=== WRITTEN EXERCISE ===
Transcribe all of the data exactly. Omit the pictures.

=== DATA EXTRACT ===
----

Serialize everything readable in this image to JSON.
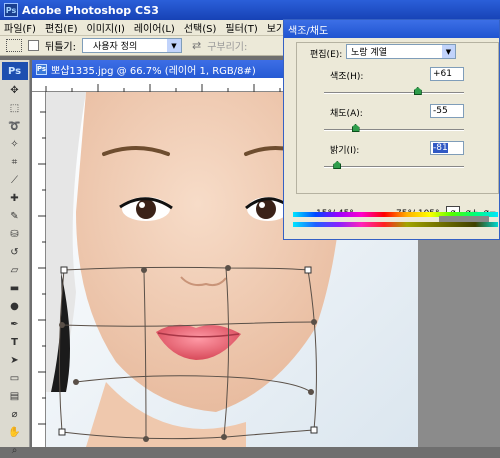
{
  "app": {
    "title": "Adobe Photoshop CS3",
    "badge": "Ps"
  },
  "menu": [
    "파일(F)",
    "편집(E)",
    "이미지(I)",
    "레이어(L)",
    "선택(S)",
    "필터(T)",
    "보기(V)"
  ],
  "options": {
    "check_label": "뒤틀기:",
    "select_value": "사용자 정의",
    "disabled_label": "구부리기:"
  },
  "document": {
    "title": "뽀샵1335.jpg @ 66.7% (레이어 1, RGB/8#)",
    "icon": "Ps"
  },
  "dialog": {
    "title": "색조/채도",
    "edit_label": "편집(E):",
    "edit_value": "노랑 계열",
    "hue": {
      "label": "색조(H):",
      "value": "+61",
      "min": -180,
      "max": 180
    },
    "saturation": {
      "label": "채도(A):",
      "value": "-55",
      "min": -100,
      "max": 100
    },
    "lightness": {
      "label": "밝기(I):",
      "value": "-81",
      "min": -100,
      "max": 100
    },
    "range_left": "15°/ 45°",
    "range_right": "75°/ 105°"
  },
  "icons": {
    "marquee": "marquee-icon",
    "move": "move-icon",
    "lasso": "lasso-icon",
    "crop": "crop-icon",
    "brush": "brush-icon",
    "stamp": "stamp-icon",
    "eraser": "eraser-icon",
    "gradient": "gradient-icon",
    "dodge": "dodge-icon",
    "pen": "pen-icon",
    "type": "type-icon",
    "path": "path-select-icon",
    "shape": "shape-icon",
    "eyedropper": "eyedropper-icon",
    "hand": "hand-icon",
    "zoom": "zoom-icon"
  },
  "colors": {
    "skin": "#f2d2bb",
    "lips": "#e2606c",
    "brow": "#6e4d2f",
    "warp_line": "#5a5048"
  }
}
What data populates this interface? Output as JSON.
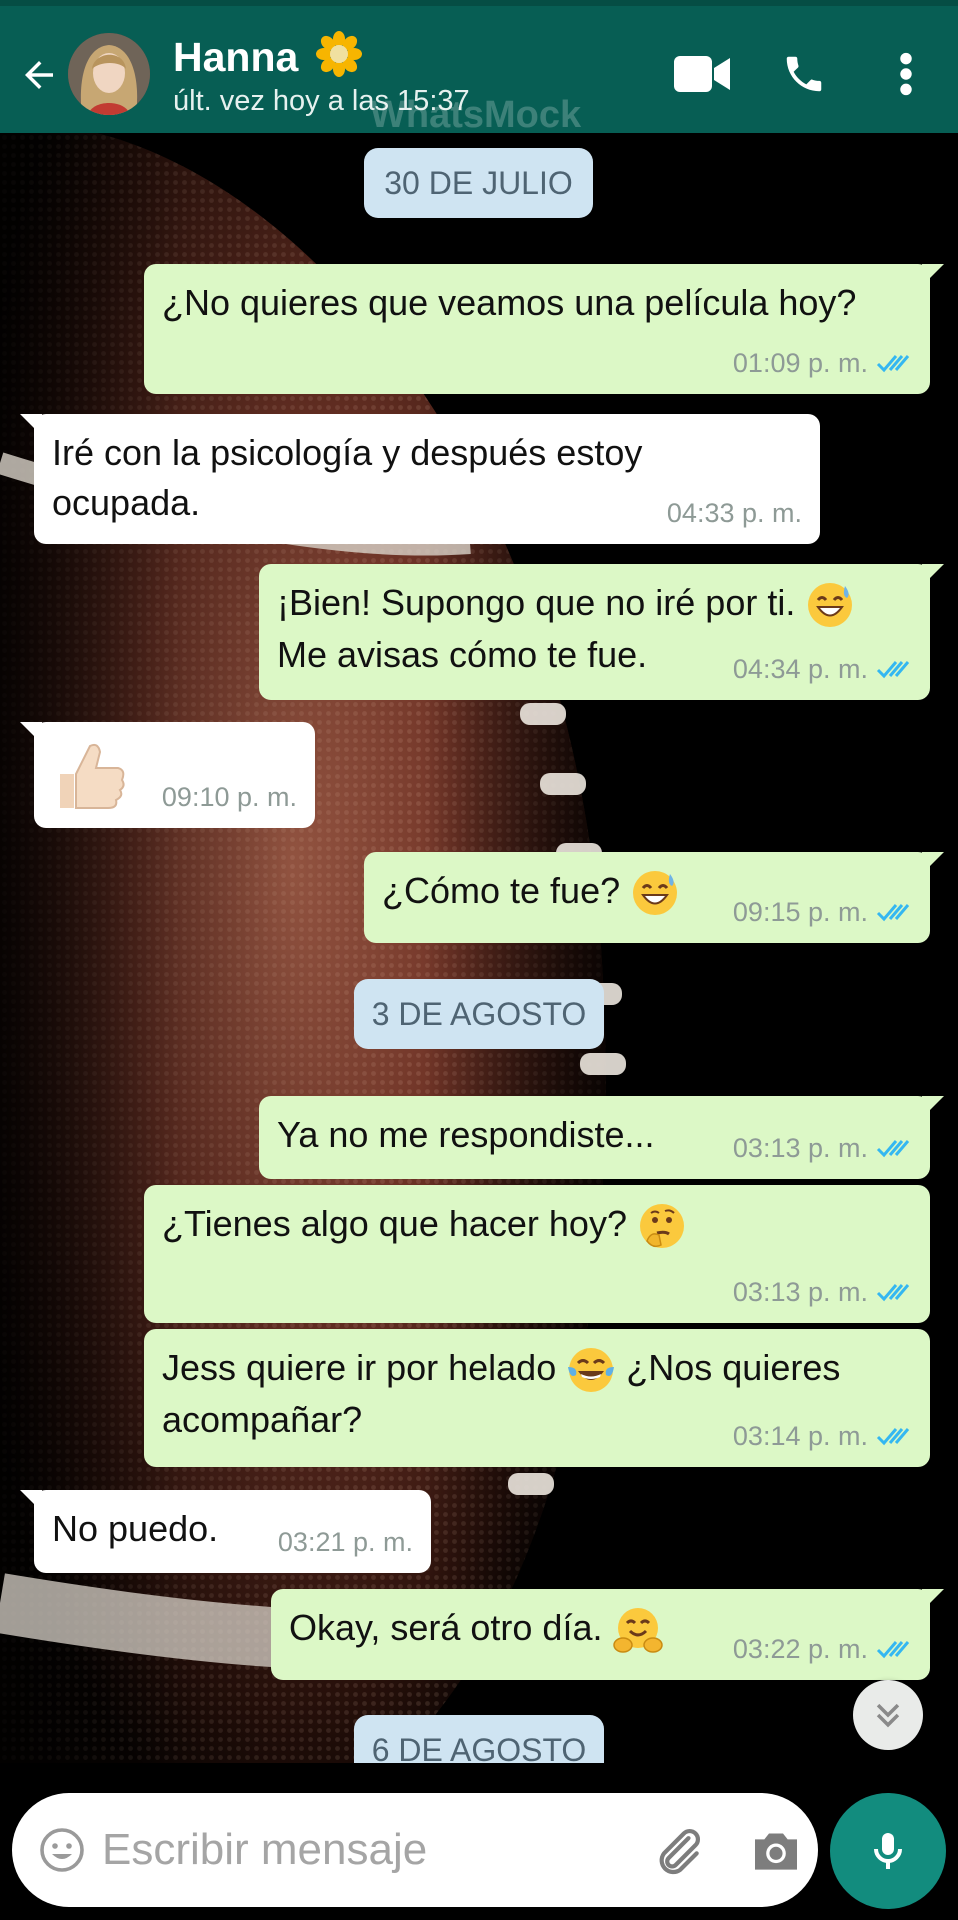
{
  "header": {
    "contact_name": "Hanna",
    "status": "últ. vez hoy a las 15:37",
    "watermark": "WhatsMock",
    "colors": {
      "bar": "#075e54"
    },
    "icons": [
      "back-arrow-icon",
      "video-call-icon",
      "phone-icon",
      "more-options-icon"
    ]
  },
  "dates": [
    "30 DE JULIO",
    "3 DE AGOSTO",
    "6 DE AGOSTO"
  ],
  "messages": [
    {
      "dir": "out",
      "text": "¿No quieres que veamos una película hoy?",
      "time": "01:09 p. m.",
      "read": true
    },
    {
      "dir": "in",
      "text": "Iré con la psicología y después estoy ocupada.",
      "time": "04:33 p. m."
    },
    {
      "dir": "out",
      "text": "¡Bien! Supongo que no iré por ti.",
      "text2": "Me avisas cómo te fue.",
      "emoji": "grinning-sweat",
      "time": "04:34 p. m.",
      "read": true
    },
    {
      "dir": "in",
      "text": "",
      "emoji": "thumbs-up",
      "time": "09:10 p. m."
    },
    {
      "dir": "out",
      "text": "¿Cómo te fue?",
      "emoji": "grinning-sweat",
      "time": "09:15 p. m.",
      "read": true
    },
    {
      "dir": "out",
      "text": "Ya no me respondiste...",
      "time": "03:13 p. m.",
      "read": true
    },
    {
      "dir": "out",
      "text": "¿Tienes algo que hacer hoy?",
      "emoji": "thinking",
      "time": "03:13 p. m.",
      "read": true
    },
    {
      "dir": "out",
      "text": "Jess quiere ir por helado",
      "text2": "¿Nos quieres acompañar?",
      "emoji": "tears-of-joy",
      "time": "03:14 p. m.",
      "read": true
    },
    {
      "dir": "in",
      "text": "No puedo.",
      "time": "03:21 p. m."
    },
    {
      "dir": "out",
      "text": "Okay, será otro día.",
      "emoji": "hugging",
      "time": "03:22 p. m.",
      "read": true
    }
  ],
  "input": {
    "placeholder": "Escribir mensaje",
    "value": ""
  },
  "colors": {
    "outgoing_bubble": "#dcf8c6",
    "incoming_bubble": "#ffffff",
    "read_ticks": "#34b7f1",
    "mic_button": "#128c7e"
  }
}
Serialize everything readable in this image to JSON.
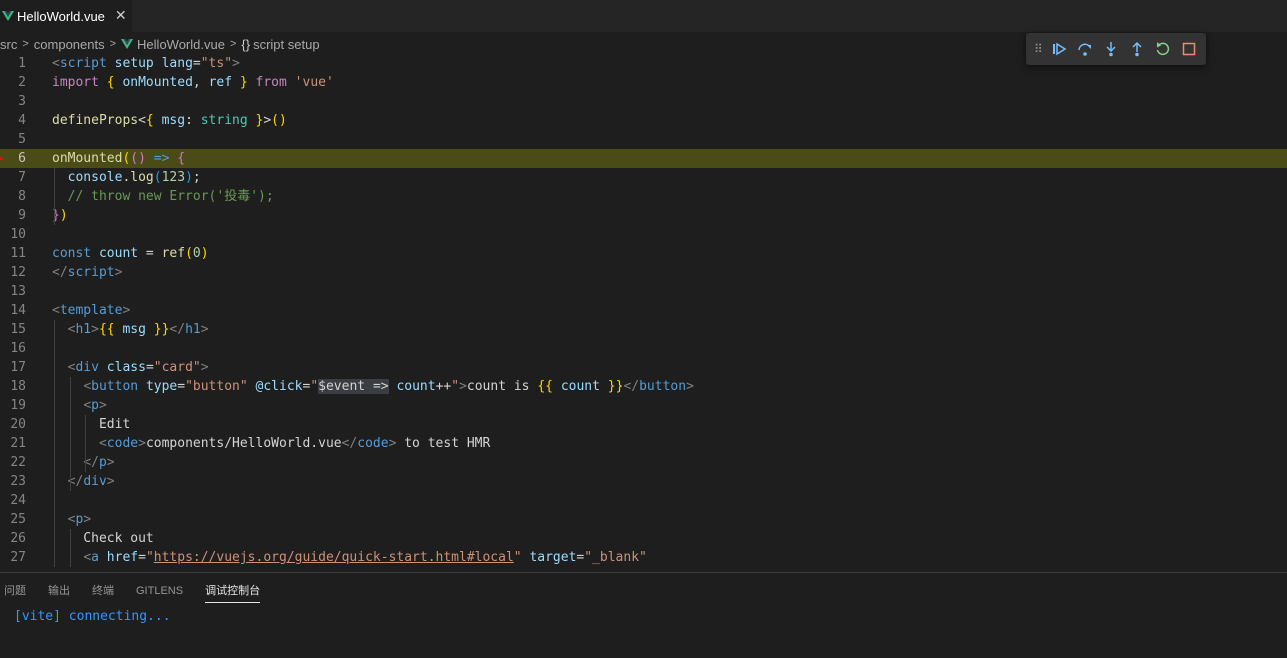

----

=== ANSWER FOR THIS EXERCISE ===
Serialize everything readable in this image to JSON.
{
  "app": {
    "title": "Adobe Photoshop CS3",
    "badge": "Ps"
  },
  "menu": [
    "파일(F)",
    "편집(E)",
    "이미지(I)",
    "레이어(L)",
    "선택(S)",
    "필터(T)",
    "보기(V)"
  ],
  "options": {
    "check_label": "뒤틀기:",
    "select_value": "사용자 정의",
    "disabled_label": "구부리기:"
  },
  "document": {
    "title": "뽀샵1335.jpg @ 66.7% (레이어 1, RGB/8#)",
    "icon": "Ps"
  },
  "dialog": {
    "title": "색조/채도",
    "edit_label": "편집(E):",
    "edit_value": "노랑 계열",
    "hue": {
      "label": "색조(H):",
      "value": "+61",
      "min": -180,
      "max": 180
    },
    "saturation": {
      "label": "채도(A):",
      "value": "-55",
      "min": -100,
      "max": 100
    },
    "lightness": {
      "label": "밝기(I):",
      "value": "-81",
      "min": -100,
      "max": 100
    },
    "range_left": "15°/ 45°",
    "range_right": "75°/ 105°"
  },
  "icons": {
    "marquee": "marquee-icon",
    "move": "move-icon",
    "lasso": "lasso-icon",
    "crop": "crop-icon",
    "brush": "brush-icon",
    "stamp": "stamp-icon",
    "eraser": "eraser-icon",
    "gradient": "gradient-icon",
    "dodge": "dodge-icon",
    "pen": "pen-icon",
    "type": "type-icon",
    "path": "path-select-icon",
    "shape": "shape-icon",
    "eyedropper": "eyedropper-icon",
    "hand": "hand-icon",
    "zoom": "zoom-icon"
  },
  "colors": {
    "skin": "#f2d2bb",
    "lips": "#e2606c",
    "brow": "#6e4d2f",
    "warp_line": "#5a5048"
  }
}
What data populates this interface? Output as JSON.
{
  "header": {
    "contact_name": "Hanna",
    "status": "últ. vez hoy a las 15:37",
    "watermark": "WhatsMock",
    "colors": {
      "bar": "#075e54"
    },
    "icons": [
      "back-arrow-icon",
      "video-call-icon",
      "phone-icon",
      "more-options-icon"
    ]
  },
  "dates": [
    "30 DE JULIO",
    "3 DE AGOSTO",
    "6 DE AGOSTO"
  ],
  "messages": [
    {
      "dir": "out",
      "text": "¿No quieres que veamos una película hoy?",
      "time": "01:09 p. m.",
      "read": true
    },
    {
      "dir": "in",
      "text": "Iré con la psicología y después estoy ocupada.",
      "time": "04:33 p. m."
    },
    {
      "dir": "out",
      "text": "¡Bien! Supongo que no iré por ti.",
      "text2": "Me avisas cómo te fue.",
      "emoji": "grinning-sweat",
      "time": "04:34 p. m.",
      "read": true
    },
    {
      "dir": "in",
      "text": "",
      "emoji": "thumbs-up",
      "time": "09:10 p. m."
    },
    {
      "dir": "out",
      "text": "¿Cómo te fue?",
      "emoji": "grinning-sweat",
      "time": "09:15 p. m.",
      "read": true
    },
    {
      "dir": "out",
      "text": "Ya no me respondiste...",
      "time": "03:13 p. m.",
      "read": true
    },
    {
      "dir": "out",
      "text": "¿Tienes algo que hacer hoy?",
      "emoji": "thinking",
      "time": "03:13 p. m.",
      "read": true
    },
    {
      "dir": "out",
      "text": "Jess quiere ir por helado",
      "text2": "¿Nos quieres acompañar?",
      "emoji": "tears-of-joy",
      "time": "03:14 p. m.",
      "read": true
    },
    {
      "dir": "in",
      "text": "No puedo.",
      "time": "03:21 p. m."
    },
    {
      "dir": "out",
      "text": "Okay, será otro día.",
      "emoji": "hugging",
      "time": "03:22 p. m.",
      "read": true
    }
  ],
  "input": {
    "placeholder": "Escribir mensaje",
    "value": ""
  },
  "colors": {
    "outgoing_bubble": "#dcf8c6",
    "incoming_bubble": "#ffffff",
    "read_ticks": "#34b7f1",
    "mic_button": "#128c7e"
  }
}
Serialize everything readable in this image to JSON.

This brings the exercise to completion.